> _WHAT YOU NEED TO DO_:
Could you please return each line of the data that has the word "into"?

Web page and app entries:
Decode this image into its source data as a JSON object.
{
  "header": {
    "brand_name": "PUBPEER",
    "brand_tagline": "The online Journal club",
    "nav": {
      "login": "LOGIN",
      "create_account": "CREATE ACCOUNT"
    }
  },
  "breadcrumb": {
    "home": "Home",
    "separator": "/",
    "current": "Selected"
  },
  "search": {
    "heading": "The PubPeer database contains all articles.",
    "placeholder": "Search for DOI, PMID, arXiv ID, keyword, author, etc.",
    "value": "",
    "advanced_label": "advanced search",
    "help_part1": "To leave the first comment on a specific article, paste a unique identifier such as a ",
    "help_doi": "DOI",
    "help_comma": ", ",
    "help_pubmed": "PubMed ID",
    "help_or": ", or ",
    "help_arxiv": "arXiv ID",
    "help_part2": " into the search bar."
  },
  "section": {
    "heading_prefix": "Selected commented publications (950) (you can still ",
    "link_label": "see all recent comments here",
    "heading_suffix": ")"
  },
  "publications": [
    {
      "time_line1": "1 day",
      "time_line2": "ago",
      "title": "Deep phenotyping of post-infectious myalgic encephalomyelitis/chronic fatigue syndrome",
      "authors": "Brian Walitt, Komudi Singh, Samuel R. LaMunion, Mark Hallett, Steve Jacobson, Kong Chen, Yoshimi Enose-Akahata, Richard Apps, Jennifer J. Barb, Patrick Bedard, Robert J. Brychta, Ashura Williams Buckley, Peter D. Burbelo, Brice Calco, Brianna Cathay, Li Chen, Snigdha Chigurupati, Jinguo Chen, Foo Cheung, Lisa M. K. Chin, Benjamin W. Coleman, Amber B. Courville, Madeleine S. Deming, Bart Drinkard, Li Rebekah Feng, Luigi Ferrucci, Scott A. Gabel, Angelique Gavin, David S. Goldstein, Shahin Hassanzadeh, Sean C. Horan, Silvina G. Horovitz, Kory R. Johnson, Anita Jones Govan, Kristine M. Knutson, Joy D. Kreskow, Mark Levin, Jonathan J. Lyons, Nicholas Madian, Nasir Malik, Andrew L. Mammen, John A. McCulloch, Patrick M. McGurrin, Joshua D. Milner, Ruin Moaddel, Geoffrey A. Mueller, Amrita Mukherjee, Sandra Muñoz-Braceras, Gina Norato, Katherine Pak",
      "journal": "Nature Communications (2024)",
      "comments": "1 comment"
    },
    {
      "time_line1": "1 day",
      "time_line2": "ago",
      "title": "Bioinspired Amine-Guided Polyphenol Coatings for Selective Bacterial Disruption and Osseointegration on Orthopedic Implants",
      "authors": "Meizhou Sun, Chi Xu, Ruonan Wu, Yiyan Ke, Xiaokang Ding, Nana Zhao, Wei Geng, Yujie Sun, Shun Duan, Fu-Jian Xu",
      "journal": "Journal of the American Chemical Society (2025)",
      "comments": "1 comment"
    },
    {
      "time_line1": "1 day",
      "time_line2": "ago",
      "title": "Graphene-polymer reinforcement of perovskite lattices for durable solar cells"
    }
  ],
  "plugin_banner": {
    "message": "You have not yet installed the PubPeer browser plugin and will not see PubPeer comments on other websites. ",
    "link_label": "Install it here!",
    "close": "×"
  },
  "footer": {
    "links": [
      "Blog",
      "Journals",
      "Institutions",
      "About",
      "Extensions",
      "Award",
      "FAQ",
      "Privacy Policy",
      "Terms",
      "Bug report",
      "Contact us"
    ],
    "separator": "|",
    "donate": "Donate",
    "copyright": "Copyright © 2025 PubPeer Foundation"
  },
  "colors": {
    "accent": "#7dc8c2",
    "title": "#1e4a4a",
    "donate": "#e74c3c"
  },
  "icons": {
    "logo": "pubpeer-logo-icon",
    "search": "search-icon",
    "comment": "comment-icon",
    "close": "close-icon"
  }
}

> _TASK ANSWER_:
Decode this image into its source data as a JSON object.
    "help_part2": " into the search bar."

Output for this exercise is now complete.